EXERCISE:
Gather all lines in the records below that include the word "page".

RECORDS SUPPLIED:
____________________

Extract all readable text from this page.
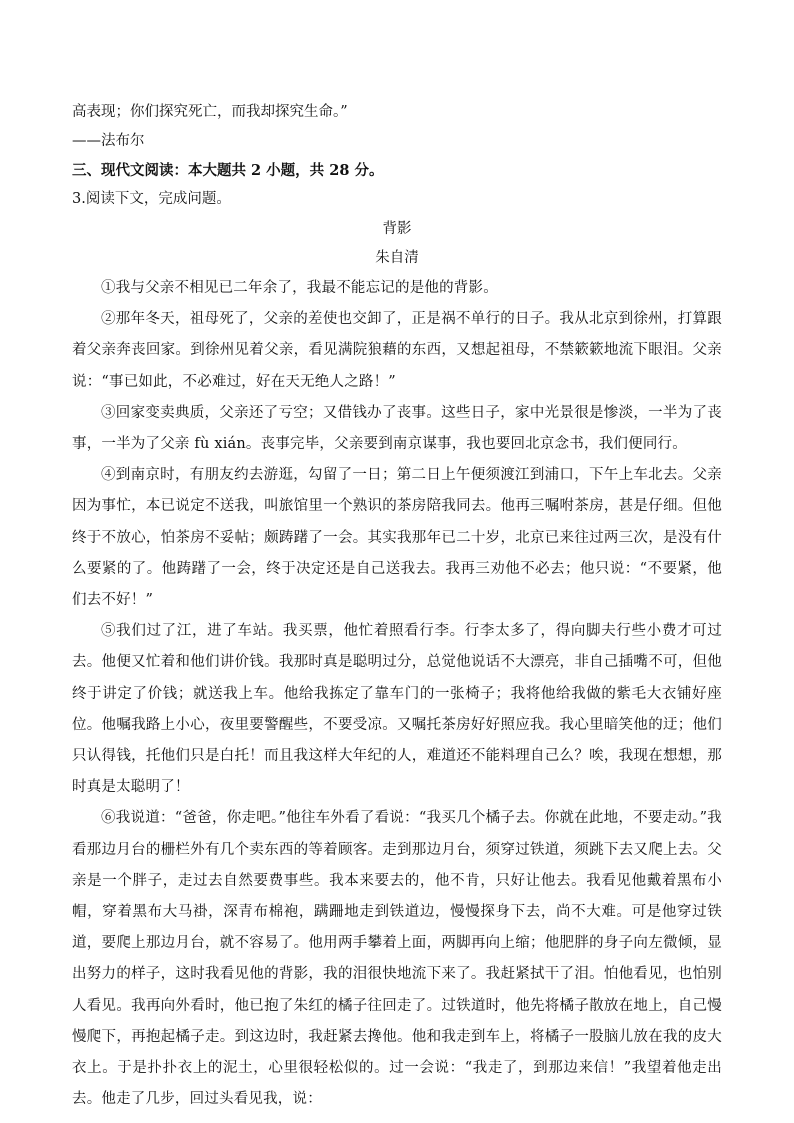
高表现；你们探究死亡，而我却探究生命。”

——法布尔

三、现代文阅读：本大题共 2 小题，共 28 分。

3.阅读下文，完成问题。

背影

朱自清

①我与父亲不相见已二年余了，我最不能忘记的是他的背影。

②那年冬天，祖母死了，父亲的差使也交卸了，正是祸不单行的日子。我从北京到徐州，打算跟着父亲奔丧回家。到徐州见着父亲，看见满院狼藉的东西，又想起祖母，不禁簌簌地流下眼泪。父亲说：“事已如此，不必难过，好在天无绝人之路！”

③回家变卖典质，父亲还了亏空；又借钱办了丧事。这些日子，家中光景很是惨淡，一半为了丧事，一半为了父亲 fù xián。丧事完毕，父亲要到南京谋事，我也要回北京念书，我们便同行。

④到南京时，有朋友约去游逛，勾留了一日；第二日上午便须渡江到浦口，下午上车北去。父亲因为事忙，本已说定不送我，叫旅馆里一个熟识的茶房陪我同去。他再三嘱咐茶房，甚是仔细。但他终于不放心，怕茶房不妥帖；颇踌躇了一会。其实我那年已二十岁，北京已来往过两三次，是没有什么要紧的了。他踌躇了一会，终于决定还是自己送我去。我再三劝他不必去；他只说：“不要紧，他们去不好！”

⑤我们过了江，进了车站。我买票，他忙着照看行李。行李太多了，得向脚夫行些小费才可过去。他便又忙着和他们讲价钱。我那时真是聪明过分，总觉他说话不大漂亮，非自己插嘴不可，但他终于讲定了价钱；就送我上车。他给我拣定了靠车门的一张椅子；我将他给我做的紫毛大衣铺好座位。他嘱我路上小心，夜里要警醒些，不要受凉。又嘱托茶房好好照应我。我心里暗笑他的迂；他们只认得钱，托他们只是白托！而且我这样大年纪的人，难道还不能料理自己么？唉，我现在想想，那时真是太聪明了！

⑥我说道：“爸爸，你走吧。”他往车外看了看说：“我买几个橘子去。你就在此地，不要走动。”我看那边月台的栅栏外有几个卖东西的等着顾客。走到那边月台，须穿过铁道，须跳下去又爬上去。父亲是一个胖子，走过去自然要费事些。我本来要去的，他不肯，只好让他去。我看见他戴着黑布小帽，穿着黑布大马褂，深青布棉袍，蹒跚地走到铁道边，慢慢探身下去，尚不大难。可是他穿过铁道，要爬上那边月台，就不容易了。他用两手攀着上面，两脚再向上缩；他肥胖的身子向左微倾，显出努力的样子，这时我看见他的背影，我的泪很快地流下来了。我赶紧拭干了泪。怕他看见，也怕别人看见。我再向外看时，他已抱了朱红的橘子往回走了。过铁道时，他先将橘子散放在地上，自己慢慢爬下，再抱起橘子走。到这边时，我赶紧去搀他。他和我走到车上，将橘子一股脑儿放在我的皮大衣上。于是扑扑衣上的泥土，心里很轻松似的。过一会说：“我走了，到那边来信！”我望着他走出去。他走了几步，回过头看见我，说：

____________________

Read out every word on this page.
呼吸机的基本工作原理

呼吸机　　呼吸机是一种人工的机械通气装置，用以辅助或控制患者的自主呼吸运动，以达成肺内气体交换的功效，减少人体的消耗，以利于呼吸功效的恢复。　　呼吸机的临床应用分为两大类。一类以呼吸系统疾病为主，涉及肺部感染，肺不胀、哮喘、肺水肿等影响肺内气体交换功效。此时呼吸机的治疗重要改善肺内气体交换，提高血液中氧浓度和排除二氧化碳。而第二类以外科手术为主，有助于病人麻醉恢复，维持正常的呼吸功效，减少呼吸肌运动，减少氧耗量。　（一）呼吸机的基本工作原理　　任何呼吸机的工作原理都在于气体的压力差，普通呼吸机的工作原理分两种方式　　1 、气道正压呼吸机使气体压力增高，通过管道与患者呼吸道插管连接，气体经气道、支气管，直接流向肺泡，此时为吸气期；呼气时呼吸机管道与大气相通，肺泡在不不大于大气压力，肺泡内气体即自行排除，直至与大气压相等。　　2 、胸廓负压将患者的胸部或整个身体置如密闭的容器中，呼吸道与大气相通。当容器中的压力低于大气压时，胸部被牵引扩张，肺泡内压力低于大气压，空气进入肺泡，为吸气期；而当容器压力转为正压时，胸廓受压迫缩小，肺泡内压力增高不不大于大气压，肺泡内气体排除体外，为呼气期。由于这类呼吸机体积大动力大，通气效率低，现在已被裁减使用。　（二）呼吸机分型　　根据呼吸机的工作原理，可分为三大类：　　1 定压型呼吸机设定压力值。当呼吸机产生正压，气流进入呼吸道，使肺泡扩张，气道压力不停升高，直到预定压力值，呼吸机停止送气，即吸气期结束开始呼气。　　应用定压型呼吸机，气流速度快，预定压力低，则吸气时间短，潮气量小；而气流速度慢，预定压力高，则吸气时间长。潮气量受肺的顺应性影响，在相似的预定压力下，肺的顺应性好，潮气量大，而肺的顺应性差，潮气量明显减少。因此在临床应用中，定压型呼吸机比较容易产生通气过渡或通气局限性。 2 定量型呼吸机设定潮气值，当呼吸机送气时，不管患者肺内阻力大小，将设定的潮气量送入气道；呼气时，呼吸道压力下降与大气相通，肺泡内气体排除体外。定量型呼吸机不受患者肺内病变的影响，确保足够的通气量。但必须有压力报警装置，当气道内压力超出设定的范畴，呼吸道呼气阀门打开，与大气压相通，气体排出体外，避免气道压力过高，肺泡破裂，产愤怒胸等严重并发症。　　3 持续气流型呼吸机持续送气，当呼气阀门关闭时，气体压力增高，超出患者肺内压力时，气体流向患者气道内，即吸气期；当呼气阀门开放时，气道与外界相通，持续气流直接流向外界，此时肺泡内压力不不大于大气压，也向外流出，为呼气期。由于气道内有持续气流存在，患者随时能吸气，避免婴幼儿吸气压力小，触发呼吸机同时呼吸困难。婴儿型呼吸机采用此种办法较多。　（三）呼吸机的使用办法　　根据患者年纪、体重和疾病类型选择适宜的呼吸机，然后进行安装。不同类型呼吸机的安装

____________________

EXERCISE SOLUTION:
Extract all readable text from this page.
Read out every word on this page.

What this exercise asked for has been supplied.